(Stored entries)

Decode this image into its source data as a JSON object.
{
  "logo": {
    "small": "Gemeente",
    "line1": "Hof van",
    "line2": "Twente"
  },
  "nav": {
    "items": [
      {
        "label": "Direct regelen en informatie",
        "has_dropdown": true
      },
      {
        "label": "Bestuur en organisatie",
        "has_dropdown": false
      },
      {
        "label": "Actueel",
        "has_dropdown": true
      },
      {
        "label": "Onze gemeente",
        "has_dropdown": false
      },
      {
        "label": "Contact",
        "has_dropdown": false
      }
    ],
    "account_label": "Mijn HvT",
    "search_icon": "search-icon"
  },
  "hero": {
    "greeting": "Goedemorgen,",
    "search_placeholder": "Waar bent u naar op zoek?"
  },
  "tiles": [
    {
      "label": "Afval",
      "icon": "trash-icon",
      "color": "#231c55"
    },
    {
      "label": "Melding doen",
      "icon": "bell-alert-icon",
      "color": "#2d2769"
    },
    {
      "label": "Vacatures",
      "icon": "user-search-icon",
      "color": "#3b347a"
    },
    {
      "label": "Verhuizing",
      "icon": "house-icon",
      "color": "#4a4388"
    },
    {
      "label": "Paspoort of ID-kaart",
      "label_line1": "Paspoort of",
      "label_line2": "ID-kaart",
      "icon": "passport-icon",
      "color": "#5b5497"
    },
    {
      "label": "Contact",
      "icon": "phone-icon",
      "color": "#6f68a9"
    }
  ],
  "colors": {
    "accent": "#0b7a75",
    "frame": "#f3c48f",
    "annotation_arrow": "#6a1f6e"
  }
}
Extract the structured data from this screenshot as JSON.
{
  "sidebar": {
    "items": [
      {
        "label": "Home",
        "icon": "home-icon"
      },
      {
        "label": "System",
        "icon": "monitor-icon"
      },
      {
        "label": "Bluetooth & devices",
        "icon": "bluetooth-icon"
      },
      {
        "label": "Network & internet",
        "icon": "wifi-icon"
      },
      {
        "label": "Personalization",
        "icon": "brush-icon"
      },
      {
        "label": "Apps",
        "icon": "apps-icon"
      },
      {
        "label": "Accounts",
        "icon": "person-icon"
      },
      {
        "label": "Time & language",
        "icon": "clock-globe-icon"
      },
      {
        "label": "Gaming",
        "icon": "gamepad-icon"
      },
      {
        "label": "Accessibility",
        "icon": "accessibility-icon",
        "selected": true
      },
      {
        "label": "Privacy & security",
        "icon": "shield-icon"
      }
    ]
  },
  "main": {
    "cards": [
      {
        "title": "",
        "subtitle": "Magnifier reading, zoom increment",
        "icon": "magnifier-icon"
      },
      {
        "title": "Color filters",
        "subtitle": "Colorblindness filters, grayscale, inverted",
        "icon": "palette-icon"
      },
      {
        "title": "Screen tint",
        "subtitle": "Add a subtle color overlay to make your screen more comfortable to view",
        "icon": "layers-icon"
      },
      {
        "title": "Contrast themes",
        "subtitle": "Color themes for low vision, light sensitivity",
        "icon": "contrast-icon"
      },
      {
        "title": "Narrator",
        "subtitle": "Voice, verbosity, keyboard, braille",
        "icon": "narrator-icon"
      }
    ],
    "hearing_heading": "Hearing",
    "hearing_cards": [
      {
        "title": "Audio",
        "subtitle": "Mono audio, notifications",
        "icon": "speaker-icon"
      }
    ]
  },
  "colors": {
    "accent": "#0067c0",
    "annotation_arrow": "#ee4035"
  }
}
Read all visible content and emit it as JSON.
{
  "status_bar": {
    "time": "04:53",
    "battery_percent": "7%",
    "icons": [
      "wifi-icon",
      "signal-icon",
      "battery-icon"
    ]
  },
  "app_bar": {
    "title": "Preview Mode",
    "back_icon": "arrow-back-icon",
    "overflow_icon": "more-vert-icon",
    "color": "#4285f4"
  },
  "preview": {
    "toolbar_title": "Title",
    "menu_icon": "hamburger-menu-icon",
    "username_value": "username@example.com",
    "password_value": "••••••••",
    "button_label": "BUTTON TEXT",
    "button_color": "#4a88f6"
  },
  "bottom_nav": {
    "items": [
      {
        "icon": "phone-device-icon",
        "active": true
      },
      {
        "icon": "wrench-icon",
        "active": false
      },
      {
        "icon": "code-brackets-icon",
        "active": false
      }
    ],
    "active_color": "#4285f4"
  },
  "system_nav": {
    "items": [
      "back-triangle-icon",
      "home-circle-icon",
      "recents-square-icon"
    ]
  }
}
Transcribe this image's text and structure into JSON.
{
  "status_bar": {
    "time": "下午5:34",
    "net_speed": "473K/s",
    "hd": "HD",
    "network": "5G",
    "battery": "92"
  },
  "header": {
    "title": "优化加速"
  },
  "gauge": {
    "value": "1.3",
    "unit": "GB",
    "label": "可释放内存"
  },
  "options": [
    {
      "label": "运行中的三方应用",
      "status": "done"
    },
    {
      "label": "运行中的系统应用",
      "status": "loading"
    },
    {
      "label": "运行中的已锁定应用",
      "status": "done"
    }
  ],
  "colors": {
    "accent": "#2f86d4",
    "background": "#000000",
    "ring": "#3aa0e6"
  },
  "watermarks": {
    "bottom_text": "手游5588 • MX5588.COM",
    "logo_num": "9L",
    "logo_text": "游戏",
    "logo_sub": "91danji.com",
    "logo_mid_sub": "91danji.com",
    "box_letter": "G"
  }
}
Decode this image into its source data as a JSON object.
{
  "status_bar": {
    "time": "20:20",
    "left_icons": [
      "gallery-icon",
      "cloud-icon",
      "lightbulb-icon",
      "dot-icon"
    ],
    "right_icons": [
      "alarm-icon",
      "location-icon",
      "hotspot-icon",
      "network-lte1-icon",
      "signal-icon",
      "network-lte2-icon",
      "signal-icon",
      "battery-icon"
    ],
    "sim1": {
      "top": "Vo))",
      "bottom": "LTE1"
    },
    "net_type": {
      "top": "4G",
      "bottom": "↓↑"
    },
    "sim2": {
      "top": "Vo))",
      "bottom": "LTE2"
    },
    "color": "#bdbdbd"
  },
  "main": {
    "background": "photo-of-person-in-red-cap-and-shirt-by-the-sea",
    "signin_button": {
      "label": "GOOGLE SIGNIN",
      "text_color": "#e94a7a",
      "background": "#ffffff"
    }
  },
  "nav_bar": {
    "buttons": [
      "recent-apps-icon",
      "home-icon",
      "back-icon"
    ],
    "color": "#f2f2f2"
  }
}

Exercise -
Exactly reproduce every record.

Written response -
Decode this image into its source data as a JSON object.
{
  "logo": {
    "small": "Gemeente",
    "line1": "Hof van",
    "line2": "Twente"
  },
  "nav": {
    "items": [
      {
        "label": "Direct regelen en informatie",
        "has_dropdown": true
      },
      {
        "label": "Bestuur en organisatie",
        "has_dropdown": false
      },
      {
        "label": "Actueel",
        "has_dropdown": true
      },
      {
        "label": "Onze gemeente",
        "has_dropdown": false
      },
      {
        "label": "Contact",
        "has_dropdown": false
      }
    ],
    "account_label": "Mijn HvT",
    "search_icon": "search-icon"
  },
  "hero": {
    "greeting": "Goedemorgen,",
    "search_placeholder": "Waar bent u naar op zoek?"
  },
  "tiles": [
    {
      "label": "Afval",
      "icon": "trash-icon",
      "color": "#231c55"
    },
    {
      "label": "Melding doen",
      "icon": "bell-alert-icon",
      "color": "#2d2769"
    },
    {
      "label": "Vacatures",
      "icon": "user-search-icon",
      "color": "#3b347a"
    },
    {
      "label": "Verhuizing",
      "icon": "house-icon",
      "color": "#4a4388"
    },
    {
      "label": "Paspoort of ID-kaart",
      "label_line1": "Paspoort of",
      "label_line2": "ID-kaart",
      "icon": "passport-icon",
      "color": "#5b5497"
    },
    {
      "label": "Contact",
      "icon": "phone-icon",
      "color": "#6f68a9"
    }
  ],
  "colors": {
    "accent": "#0b7a75",
    "frame": "#f3c48f",
    "annotation_arrow": "#6a1f6e"
  }
}
Extract the structured data from this screenshot as JSON.
{
  "sidebar": {
    "items": [
      {
        "label": "Home",
        "icon": "home-icon"
      },
      {
        "label": "System",
        "icon": "monitor-icon"
      },
      {
        "label": "Bluetooth & devices",
        "icon": "bluetooth-icon"
      },
      {
        "label": "Network & internet",
        "icon": "wifi-icon"
      },
      {
        "label": "Personalization",
        "icon": "brush-icon"
      },
      {
        "label": "Apps",
        "icon": "apps-icon"
      },
      {
        "label": "Accounts",
        "icon": "person-icon"
      },
      {
        "label": "Time & language",
        "icon": "clock-globe-icon"
      },
      {
        "label": "Gaming",
        "icon": "gamepad-icon"
      },
      {
        "label": "Accessibility",
        "icon": "accessibility-icon",
        "selected": true
      },
      {
        "label": "Privacy & security",
        "icon": "shield-icon"
      }
    ]
  },
  "main": {
    "cards": [
      {
        "title": "",
        "subtitle": "Magnifier reading, zoom increment",
        "icon": "magnifier-icon"
      },
      {
        "title": "Color filters",
        "subtitle": "Colorblindness filters, grayscale, inverted",
        "icon": "palette-icon"
      },
      {
        "title": "Screen tint",
        "subtitle": "Add a subtle color overlay to make your screen more comfortable to view",
        "icon": "layers-icon"
      },
      {
        "title": "Contrast themes",
        "subtitle": "Color themes for low vision, light sensitivity",
        "icon": "contrast-icon"
      },
      {
        "title": "Narrator",
        "subtitle": "Voice, verbosity, keyboard, braille",
        "icon": "narrator-icon"
      }
    ],
    "hearing_heading": "Hearing",
    "hearing_cards": [
      {
        "title": "Audio",
        "subtitle": "Mono audio, notifications",
        "icon": "speaker-icon"
      }
    ]
  },
  "colors": {
    "accent": "#0067c0",
    "annotation_arrow": "#ee4035"
  }
}
Read all visible content and emit it as JSON.
{
  "status_bar": {
    "time": "04:53",
    "battery_percent": "7%",
    "icons": [
      "wifi-icon",
      "signal-icon",
      "battery-icon"
    ]
  },
  "app_bar": {
    "title": "Preview Mode",
    "back_icon": "arrow-back-icon",
    "overflow_icon": "more-vert-icon",
    "color": "#4285f4"
  },
  "preview": {
    "toolbar_title": "Title",
    "menu_icon": "hamburger-menu-icon",
    "username_value": "username@example.com",
    "password_value": "••••••••",
    "button_label": "BUTTON TEXT",
    "button_color": "#4a88f6"
  },
  "bottom_nav": {
    "items": [
      {
        "icon": "phone-device-icon",
        "active": true
      },
      {
        "icon": "wrench-icon",
        "active": false
      },
      {
        "icon": "code-brackets-icon",
        "active": false
      }
    ],
    "active_color": "#4285f4"
  },
  "system_nav": {
    "items": [
      "back-triangle-icon",
      "home-circle-icon",
      "recents-square-icon"
    ]
  }
}
Transcribe this image's text and structure into JSON.
{
  "status_bar": {
    "time": "下午5:34",
    "net_speed": "473K/s",
    "hd": "HD",
    "network": "5G",
    "battery": "92"
  },
  "header": {
    "title": "优化加速"
  },
  "gauge": {
    "value": "1.3",
    "unit": "GB",
    "label": "可释放内存"
  },
  "options": [
    {
      "label": "运行中的三方应用",
      "status": "done"
    },
    {
      "label": "运行中的系统应用",
      "status": "loading"
    },
    {
      "label": "运行中的已锁定应用",
      "status": "done"
    }
  ],
  "colors": {
    "accent": "#2f86d4",
    "background": "#000000",
    "ring": "#3aa0e6"
  },
  "watermarks": {
    "bottom_text": "手游5588 • MX5588.COM",
    "logo_num": "9L",
    "logo_text": "游戏",
    "logo_sub": "91danji.com",
    "logo_mid_sub": "91danji.com",
    "box_letter": "G"
  }
}
Decode this image into its source data as a JSON object.
{
  "status_bar": {
    "time": "20:20",
    "left_icons": [
      "gallery-icon",
      "cloud-icon",
      "lightbulb-icon",
      "dot-icon"
    ],
    "right_icons": [
      "alarm-icon",
      "location-icon",
      "hotspot-icon",
      "network-lte1-icon",
      "signal-icon",
      "network-lte2-icon",
      "signal-icon",
      "battery-icon"
    ],
    "sim1": {
      "top": "Vo))",
      "bottom": "LTE1"
    },
    "net_type": {
      "top": "4G",
      "bottom": "↓↑"
    },
    "sim2": {
      "top": "Vo))",
      "bottom": "LTE2"
    },
    "color": "#bdbdbd"
  },
  "main": {
    "background": "photo-of-person-in-red-cap-and-shirt-by-the-sea",
    "signin_button": {
      "label": "GOOGLE SIGNIN",
      "text_color": "#e94a7a",
      "background": "#ffffff"
    }
  },
  "nav_bar": {
    "buttons": [
      "recent-apps-icon",
      "home-icon",
      "back-icon"
    ],
    "color": "#f2f2f2"
  }
}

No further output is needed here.